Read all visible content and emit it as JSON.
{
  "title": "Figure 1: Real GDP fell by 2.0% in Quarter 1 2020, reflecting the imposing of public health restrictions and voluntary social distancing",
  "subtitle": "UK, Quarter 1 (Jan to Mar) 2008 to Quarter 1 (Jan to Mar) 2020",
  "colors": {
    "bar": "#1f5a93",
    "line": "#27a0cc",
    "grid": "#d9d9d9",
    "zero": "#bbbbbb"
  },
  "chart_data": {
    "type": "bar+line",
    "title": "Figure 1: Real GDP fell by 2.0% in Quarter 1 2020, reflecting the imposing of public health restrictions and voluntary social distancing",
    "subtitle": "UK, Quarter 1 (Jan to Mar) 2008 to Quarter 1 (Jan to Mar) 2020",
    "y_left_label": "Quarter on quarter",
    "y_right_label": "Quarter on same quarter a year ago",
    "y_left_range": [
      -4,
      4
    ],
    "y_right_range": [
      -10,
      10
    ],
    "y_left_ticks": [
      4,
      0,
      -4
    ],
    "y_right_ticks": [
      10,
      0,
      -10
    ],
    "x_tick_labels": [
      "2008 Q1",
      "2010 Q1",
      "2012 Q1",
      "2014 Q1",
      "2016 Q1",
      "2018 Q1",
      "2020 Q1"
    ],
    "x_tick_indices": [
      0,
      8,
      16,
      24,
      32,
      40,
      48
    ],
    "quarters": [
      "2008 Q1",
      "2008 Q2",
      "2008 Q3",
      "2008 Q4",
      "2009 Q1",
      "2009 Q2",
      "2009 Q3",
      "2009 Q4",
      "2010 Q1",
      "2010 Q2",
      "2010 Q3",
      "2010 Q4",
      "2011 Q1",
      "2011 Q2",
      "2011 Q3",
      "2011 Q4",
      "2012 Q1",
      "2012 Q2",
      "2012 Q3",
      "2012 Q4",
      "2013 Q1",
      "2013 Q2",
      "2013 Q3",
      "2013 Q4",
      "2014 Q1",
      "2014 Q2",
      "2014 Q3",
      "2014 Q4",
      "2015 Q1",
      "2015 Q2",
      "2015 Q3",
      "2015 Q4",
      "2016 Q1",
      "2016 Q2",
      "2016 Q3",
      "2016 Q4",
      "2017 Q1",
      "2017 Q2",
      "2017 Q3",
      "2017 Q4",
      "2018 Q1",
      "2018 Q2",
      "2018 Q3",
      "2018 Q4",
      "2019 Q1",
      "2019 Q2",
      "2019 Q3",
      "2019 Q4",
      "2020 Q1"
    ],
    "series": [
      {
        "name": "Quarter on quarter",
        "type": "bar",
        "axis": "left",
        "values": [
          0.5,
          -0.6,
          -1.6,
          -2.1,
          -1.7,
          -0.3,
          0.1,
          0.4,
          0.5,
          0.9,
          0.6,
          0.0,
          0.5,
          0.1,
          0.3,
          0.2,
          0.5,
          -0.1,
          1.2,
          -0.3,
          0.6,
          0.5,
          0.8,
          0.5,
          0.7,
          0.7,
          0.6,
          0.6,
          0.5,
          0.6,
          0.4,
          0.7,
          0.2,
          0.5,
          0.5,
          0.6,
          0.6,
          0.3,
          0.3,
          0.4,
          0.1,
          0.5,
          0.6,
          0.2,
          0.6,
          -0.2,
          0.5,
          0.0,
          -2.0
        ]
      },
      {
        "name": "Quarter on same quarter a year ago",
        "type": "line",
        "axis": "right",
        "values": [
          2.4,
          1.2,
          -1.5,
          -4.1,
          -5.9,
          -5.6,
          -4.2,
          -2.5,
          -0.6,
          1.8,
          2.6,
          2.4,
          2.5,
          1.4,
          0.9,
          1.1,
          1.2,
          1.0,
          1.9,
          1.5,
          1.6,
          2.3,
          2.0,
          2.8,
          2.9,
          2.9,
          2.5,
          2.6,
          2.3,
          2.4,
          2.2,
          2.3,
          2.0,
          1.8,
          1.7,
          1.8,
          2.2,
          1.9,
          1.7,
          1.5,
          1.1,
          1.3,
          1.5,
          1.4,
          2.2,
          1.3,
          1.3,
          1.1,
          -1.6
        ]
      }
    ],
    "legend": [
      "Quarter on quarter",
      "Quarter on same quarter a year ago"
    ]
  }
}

----------------

*Direction*: Scan the data above and copy every line with "reflecting" in it.

*The completed task*:
  "title": "Figure 1: Real GDP fell by 2.0% in Quarter 1 2020, reflecting the imposing of public health restrictions and voluntary social distancing",
    "title": "Figure 1: Real GDP fell by 2.0% in Quarter 1 2020, reflecting the imposing of public health restrictions and voluntary social distancing",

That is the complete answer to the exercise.